• _Material to process_
═══

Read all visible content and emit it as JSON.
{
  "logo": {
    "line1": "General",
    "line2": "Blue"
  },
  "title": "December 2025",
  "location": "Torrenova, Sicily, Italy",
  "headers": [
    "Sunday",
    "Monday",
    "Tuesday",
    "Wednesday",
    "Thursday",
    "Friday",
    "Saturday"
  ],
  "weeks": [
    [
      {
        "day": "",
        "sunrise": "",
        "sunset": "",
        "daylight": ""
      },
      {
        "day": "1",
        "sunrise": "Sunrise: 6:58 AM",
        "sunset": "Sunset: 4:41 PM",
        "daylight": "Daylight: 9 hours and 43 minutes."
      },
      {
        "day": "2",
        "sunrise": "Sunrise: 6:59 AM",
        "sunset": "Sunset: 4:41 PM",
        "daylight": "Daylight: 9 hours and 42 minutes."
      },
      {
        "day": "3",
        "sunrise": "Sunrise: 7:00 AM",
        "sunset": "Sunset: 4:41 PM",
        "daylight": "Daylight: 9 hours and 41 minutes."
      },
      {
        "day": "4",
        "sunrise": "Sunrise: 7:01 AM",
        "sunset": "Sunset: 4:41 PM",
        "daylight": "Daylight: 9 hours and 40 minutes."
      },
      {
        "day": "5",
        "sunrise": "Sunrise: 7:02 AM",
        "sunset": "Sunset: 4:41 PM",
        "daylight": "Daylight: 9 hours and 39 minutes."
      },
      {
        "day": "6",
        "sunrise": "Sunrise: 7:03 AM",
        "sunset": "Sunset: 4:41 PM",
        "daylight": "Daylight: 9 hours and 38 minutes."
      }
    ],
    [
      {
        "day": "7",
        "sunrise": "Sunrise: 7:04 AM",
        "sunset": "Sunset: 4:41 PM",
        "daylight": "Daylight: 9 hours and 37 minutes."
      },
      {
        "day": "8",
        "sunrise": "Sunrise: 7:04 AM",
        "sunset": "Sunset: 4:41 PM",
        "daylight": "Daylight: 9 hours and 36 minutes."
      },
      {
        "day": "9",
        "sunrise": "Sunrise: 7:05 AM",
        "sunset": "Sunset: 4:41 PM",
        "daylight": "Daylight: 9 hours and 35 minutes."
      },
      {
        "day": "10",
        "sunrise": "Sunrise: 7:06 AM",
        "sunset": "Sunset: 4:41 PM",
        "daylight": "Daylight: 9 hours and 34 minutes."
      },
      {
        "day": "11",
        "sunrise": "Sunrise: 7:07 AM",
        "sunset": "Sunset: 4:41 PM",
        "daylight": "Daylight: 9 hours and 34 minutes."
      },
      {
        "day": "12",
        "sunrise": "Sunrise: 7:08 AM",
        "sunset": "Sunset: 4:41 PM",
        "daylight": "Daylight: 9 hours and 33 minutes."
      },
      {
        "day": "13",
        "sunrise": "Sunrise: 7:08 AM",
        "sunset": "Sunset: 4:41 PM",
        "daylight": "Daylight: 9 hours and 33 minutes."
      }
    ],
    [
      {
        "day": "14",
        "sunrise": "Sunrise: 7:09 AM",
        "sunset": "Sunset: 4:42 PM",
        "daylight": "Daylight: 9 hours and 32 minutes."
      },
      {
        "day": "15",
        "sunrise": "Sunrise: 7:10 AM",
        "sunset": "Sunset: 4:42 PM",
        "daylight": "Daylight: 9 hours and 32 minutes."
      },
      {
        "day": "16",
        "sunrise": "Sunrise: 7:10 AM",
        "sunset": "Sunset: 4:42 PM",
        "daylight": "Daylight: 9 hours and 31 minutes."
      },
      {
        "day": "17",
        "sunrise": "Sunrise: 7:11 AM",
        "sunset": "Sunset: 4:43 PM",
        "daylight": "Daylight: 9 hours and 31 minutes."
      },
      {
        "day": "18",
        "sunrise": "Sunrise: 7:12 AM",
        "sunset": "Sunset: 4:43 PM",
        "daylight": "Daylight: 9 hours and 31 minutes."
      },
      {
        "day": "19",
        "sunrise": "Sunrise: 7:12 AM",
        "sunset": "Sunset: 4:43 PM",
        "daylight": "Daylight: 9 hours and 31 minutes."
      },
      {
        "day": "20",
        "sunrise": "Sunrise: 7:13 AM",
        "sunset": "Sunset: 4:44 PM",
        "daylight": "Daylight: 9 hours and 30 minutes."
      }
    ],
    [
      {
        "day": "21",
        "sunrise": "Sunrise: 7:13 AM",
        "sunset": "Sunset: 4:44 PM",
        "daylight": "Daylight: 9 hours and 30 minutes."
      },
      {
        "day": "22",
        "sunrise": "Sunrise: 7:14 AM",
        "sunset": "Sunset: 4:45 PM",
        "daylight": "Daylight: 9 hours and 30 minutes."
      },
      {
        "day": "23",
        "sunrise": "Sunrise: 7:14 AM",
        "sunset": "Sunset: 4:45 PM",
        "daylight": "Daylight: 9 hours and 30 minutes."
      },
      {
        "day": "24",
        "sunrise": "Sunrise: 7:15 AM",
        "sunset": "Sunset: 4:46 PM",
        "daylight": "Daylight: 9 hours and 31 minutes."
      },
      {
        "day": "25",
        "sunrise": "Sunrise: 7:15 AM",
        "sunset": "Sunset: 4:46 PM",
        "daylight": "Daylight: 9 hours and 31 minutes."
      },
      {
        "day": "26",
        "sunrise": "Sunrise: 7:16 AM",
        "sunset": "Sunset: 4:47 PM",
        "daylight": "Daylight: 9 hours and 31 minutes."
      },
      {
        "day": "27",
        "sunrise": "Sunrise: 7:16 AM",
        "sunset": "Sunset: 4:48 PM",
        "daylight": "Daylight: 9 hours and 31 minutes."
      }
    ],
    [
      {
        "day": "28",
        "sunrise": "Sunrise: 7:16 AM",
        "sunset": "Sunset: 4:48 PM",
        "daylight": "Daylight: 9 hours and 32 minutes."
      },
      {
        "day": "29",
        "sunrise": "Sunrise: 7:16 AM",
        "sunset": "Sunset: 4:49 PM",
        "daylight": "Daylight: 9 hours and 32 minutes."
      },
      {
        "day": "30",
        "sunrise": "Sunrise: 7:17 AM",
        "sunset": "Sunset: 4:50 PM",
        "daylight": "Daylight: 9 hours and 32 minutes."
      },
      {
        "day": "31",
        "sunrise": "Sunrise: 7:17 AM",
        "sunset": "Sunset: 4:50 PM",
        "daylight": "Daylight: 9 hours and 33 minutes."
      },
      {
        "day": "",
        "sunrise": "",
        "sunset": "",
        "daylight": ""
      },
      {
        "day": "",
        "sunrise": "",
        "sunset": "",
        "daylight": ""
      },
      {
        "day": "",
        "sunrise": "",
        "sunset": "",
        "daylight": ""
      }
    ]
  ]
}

═══

• _Exercise prompt_
Write out the complete set of records exactly as given.

• _Written answer_
Read all visible content and emit it as JSON.
{
  "logo": {
    "line1": "General",
    "line2": "Blue"
  },
  "title": "December 2025",
  "location": "Torrenova, Sicily, Italy",
  "headers": [
    "Sunday",
    "Monday",
    "Tuesday",
    "Wednesday",
    "Thursday",
    "Friday",
    "Saturday"
  ],
  "weeks": [
    [
      {
        "day": "",
        "sunrise": "",
        "sunset": "",
        "daylight": ""
      },
      {
        "day": "1",
        "sunrise": "Sunrise: 6:58 AM",
        "sunset": "Sunset: 4:41 PM",
        "daylight": "Daylight: 9 hours and 43 minutes."
      },
      {
        "day": "2",
        "sunrise": "Sunrise: 6:59 AM",
        "sunset": "Sunset: 4:41 PM",
        "daylight": "Daylight: 9 hours and 42 minutes."
      },
      {
        "day": "3",
        "sunrise": "Sunrise: 7:00 AM",
        "sunset": "Sunset: 4:41 PM",
        "daylight": "Daylight: 9 hours and 41 minutes."
      },
      {
        "day": "4",
        "sunrise": "Sunrise: 7:01 AM",
        "sunset": "Sunset: 4:41 PM",
        "daylight": "Daylight: 9 hours and 40 minutes."
      },
      {
        "day": "5",
        "sunrise": "Sunrise: 7:02 AM",
        "sunset": "Sunset: 4:41 PM",
        "daylight": "Daylight: 9 hours and 39 minutes."
      },
      {
        "day": "6",
        "sunrise": "Sunrise: 7:03 AM",
        "sunset": "Sunset: 4:41 PM",
        "daylight": "Daylight: 9 hours and 38 minutes."
      }
    ],
    [
      {
        "day": "7",
        "sunrise": "Sunrise: 7:04 AM",
        "sunset": "Sunset: 4:41 PM",
        "daylight": "Daylight: 9 hours and 37 minutes."
      },
      {
        "day": "8",
        "sunrise": "Sunrise: 7:04 AM",
        "sunset": "Sunset: 4:41 PM",
        "daylight": "Daylight: 9 hours and 36 minutes."
      },
      {
        "day": "9",
        "sunrise": "Sunrise: 7:05 AM",
        "sunset": "Sunset: 4:41 PM",
        "daylight": "Daylight: 9 hours and 35 minutes."
      },
      {
        "day": "10",
        "sunrise": "Sunrise: 7:06 AM",
        "sunset": "Sunset: 4:41 PM",
        "daylight": "Daylight: 9 hours and 34 minutes."
      },
      {
        "day": "11",
        "sunrise": "Sunrise: 7:07 AM",
        "sunset": "Sunset: 4:41 PM",
        "daylight": "Daylight: 9 hours and 34 minutes."
      },
      {
        "day": "12",
        "sunrise": "Sunrise: 7:08 AM",
        "sunset": "Sunset: 4:41 PM",
        "daylight": "Daylight: 9 hours and 33 minutes."
      },
      {
        "day": "13",
        "sunrise": "Sunrise: 7:08 AM",
        "sunset": "Sunset: 4:41 PM",
        "daylight": "Daylight: 9 hours and 33 minutes."
      }
    ],
    [
      {
        "day": "14",
        "sunrise": "Sunrise: 7:09 AM",
        "sunset": "Sunset: 4:42 PM",
        "daylight": "Daylight: 9 hours and 32 minutes."
      },
      {
        "day": "15",
        "sunrise": "Sunrise: 7:10 AM",
        "sunset": "Sunset: 4:42 PM",
        "daylight": "Daylight: 9 hours and 32 minutes."
      },
      {
        "day": "16",
        "sunrise": "Sunrise: 7:10 AM",
        "sunset": "Sunset: 4:42 PM",
        "daylight": "Daylight: 9 hours and 31 minutes."
      },
      {
        "day": "17",
        "sunrise": "Sunrise: 7:11 AM",
        "sunset": "Sunset: 4:43 PM",
        "daylight": "Daylight: 9 hours and 31 minutes."
      },
      {
        "day": "18",
        "sunrise": "Sunrise: 7:12 AM",
        "sunset": "Sunset: 4:43 PM",
        "daylight": "Daylight: 9 hours and 31 minutes."
      },
      {
        "day": "19",
        "sunrise": "Sunrise: 7:12 AM",
        "sunset": "Sunset: 4:43 PM",
        "daylight": "Daylight: 9 hours and 31 minutes."
      },
      {
        "day": "20",
        "sunrise": "Sunrise: 7:13 AM",
        "sunset": "Sunset: 4:44 PM",
        "daylight": "Daylight: 9 hours and 30 minutes."
      }
    ],
    [
      {
        "day": "21",
        "sunrise": "Sunrise: 7:13 AM",
        "sunset": "Sunset: 4:44 PM",
        "daylight": "Daylight: 9 hours and 30 minutes."
      },
      {
        "day": "22",
        "sunrise": "Sunrise: 7:14 AM",
        "sunset": "Sunset: 4:45 PM",
        "daylight": "Daylight: 9 hours and 30 minutes."
      },
      {
        "day": "23",
        "sunrise": "Sunrise: 7:14 AM",
        "sunset": "Sunset: 4:45 PM",
        "daylight": "Daylight: 9 hours and 30 minutes."
      },
      {
        "day": "24",
        "sunrise": "Sunrise: 7:15 AM",
        "sunset": "Sunset: 4:46 PM",
        "daylight": "Daylight: 9 hours and 31 minutes."
      },
      {
        "day": "25",
        "sunrise": "Sunrise: 7:15 AM",
        "sunset": "Sunset: 4:46 PM",
        "daylight": "Daylight: 9 hours and 31 minutes."
      },
      {
        "day": "26",
        "sunrise": "Sunrise: 7:16 AM",
        "sunset": "Sunset: 4:47 PM",
        "daylight": "Daylight: 9 hours and 31 minutes."
      },
      {
        "day": "27",
        "sunrise": "Sunrise: 7:16 AM",
        "sunset": "Sunset: 4:48 PM",
        "daylight": "Daylight: 9 hours and 31 minutes."
      }
    ],
    [
      {
        "day": "28",
        "sunrise": "Sunrise: 7:16 AM",
        "sunset": "Sunset: 4:48 PM",
        "daylight": "Daylight: 9 hours and 32 minutes."
      },
      {
        "day": "29",
        "sunrise": "Sunrise: 7:16 AM",
        "sunset": "Sunset: 4:49 PM",
        "daylight": "Daylight: 9 hours and 32 minutes."
      },
      {
        "day": "30",
        "sunrise": "Sunrise: 7:17 AM",
        "sunset": "Sunset: 4:50 PM",
        "daylight": "Daylight: 9 hours and 32 minutes."
      },
      {
        "day": "31",
        "sunrise": "Sunrise: 7:17 AM",
        "sunset": "Sunset: 4:50 PM",
        "daylight": "Daylight: 9 hours and 33 minutes."
      },
      {
        "day": "",
        "sunrise": "",
        "sunset": "",
        "daylight": ""
      },
      {
        "day": "",
        "sunrise": "",
        "sunset": "",
        "daylight": ""
      },
      {
        "day": "",
        "sunrise": "",
        "sunset": "",
        "daylight": ""
      }
    ]
  ]
}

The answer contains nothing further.